* **EXTRAIT À LIRE**:
● ● ● ● ● ● ●
Quant à Wade, qui avait lui-même payé d’un lourd tribut carcéral son statut d’opposant, il n’a pas hésité, une fois élu, à faire incarcérer des journalistes, comme El Malick Seck ou Madiambal Diagne. »
Porté par les échos du dossier Karim Wade, Seydou Diagne a été sollicité dans la quasi-totalité des affaires instruites contre d’anciens dignitaires du régime de Wade père pour de présumés détournements. Il devient ainsi l’avocat de Bara Sady (l’ancien directeur général du Port autonome de Dakar), de Ndongo Diaw (qui dirigeait l’Autorité de régulation des télécommunications et des postes), de l’ex-député Alioune Aidara Sylla, de l’ex-sénatrice Aïda Ndiongue, de l’ancien conseiller présidentiel Thierno Ousmane Sy et de quelques autres.
Affaire Khalifa Sall
« À l’exception d’Aïda Ndiongue devant la Cour suprême, aucun d’entre eux n’a été condamné, s’enorgueillit-il. Certains ont déjà obtenu un non-lieu, et dans plusieurs affaires la chambre d’accusation de la cour d’appel a reconnu la légèreté des poursuites. »
Macky Sall, qui achèvera début 2019 son premier mandat, a vu certains de ses alliés d’hier se transformer en potentiels « enquiquineurs »
C’est donc tout naturellement que le trouble-fête en robe noire intervient depuis mars 2017 dans un autre dossier sensible, celui de Khalifa Sall, le député et maire de Dakar, quitte à irriter une nouvelle fois la présidence.
Sa méthode n’a pas changé : face à une procédure qu’il estime « politique », lui et ses confrères – emmenés cette fois par Me François Sarr – s’appliquent à jouer les grains de sable. « Si Khalifa Sall a été élu député en 2017, il le doit en partie à ses avocats, assure-t-il. L’État entendait le faire condamner au plus vite, mais nous avons multiplié les recours, ce qui lui a permis de se présenter avec succès aux législatives. »
● ● ● ● ● ● ●
* **CONSIGNE 1**: Dans l'extrait sur l'avocat Seydou Diagne, depuis quand celui-ci intervient-il dans le dossier de Khalifa Sall ?
* **CONSIGNE 2**: Reprenez l'extrait sur l'avocat Seydou Diagne après sa dernière phrase et poursuivez-le sur un paragraphe.
Les lignes qui suivent proviennent d'une autre source que l'extrait.

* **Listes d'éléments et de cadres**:
● ● ● ● ● ● ●
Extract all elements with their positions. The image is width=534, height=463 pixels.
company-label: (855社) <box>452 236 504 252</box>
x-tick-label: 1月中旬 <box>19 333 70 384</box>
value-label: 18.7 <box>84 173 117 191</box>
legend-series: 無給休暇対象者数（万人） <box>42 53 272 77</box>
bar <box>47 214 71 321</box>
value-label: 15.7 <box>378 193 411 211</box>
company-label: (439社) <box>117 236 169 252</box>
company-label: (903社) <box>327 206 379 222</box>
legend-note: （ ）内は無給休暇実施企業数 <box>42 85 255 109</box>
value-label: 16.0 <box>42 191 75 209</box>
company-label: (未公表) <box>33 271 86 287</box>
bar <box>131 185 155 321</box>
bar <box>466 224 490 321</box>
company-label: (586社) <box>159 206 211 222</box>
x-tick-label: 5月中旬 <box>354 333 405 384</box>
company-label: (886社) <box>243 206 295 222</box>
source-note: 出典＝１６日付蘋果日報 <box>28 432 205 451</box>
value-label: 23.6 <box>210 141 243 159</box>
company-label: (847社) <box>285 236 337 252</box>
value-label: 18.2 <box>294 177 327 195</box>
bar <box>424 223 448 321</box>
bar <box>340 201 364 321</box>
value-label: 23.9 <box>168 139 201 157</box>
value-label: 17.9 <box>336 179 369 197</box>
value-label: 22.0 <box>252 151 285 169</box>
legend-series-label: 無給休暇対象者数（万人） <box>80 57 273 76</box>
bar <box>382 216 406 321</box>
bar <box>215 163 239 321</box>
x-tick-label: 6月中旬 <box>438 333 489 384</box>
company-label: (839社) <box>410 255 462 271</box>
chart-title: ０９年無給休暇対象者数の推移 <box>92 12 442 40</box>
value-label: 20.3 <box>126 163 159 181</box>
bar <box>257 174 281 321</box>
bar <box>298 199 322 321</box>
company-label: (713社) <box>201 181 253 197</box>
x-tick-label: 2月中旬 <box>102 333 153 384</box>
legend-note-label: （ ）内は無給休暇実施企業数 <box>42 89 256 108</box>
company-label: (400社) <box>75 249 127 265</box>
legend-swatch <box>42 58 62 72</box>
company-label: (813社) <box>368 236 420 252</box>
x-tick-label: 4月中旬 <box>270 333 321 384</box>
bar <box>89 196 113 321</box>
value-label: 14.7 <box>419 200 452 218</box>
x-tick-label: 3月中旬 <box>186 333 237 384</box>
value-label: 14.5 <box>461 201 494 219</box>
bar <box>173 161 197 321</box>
● ● ● ● ● ● ●
* **RÉSULTAT 1**: Depuis mars 2017.

* **RÉSULTAT 2**:
Hier porté au pouvoir par une vaste coalition réunissant les principaux leaders politiques du pays et par une large frange de la société civile, Macky Sall, qui achèvera début 2019 son premier mandat, a vu certains de ses alliés d’hier se transformer en potentiels « enquiquineurs ». « Quand on arrête des leaders politiques au moindre dérapage verbal, quand on interdit des marches pour des raisons injustifiées, cela pose un sérieux problème à la démocratie », déclarait en 2016 sur Walf TV Seydi Gassama, le directeur exécutif de la branche sénégalaise d’Amnesty International.
« C’est une justice à deux vitesses. Si l’opposition n’est pas capable de jouer son rôle, il n’y a plus de démocratie. Macky Sall est en train de se “Yahyajammiser” », ironisait quant à lui le rappeur Thiat, du groupe Keur Gui, l’un des fondateurs du mouvement citoyen Y’en a marre, lequel avait soutenu la candidature de Macky Sall face à Abdoulaye Wade.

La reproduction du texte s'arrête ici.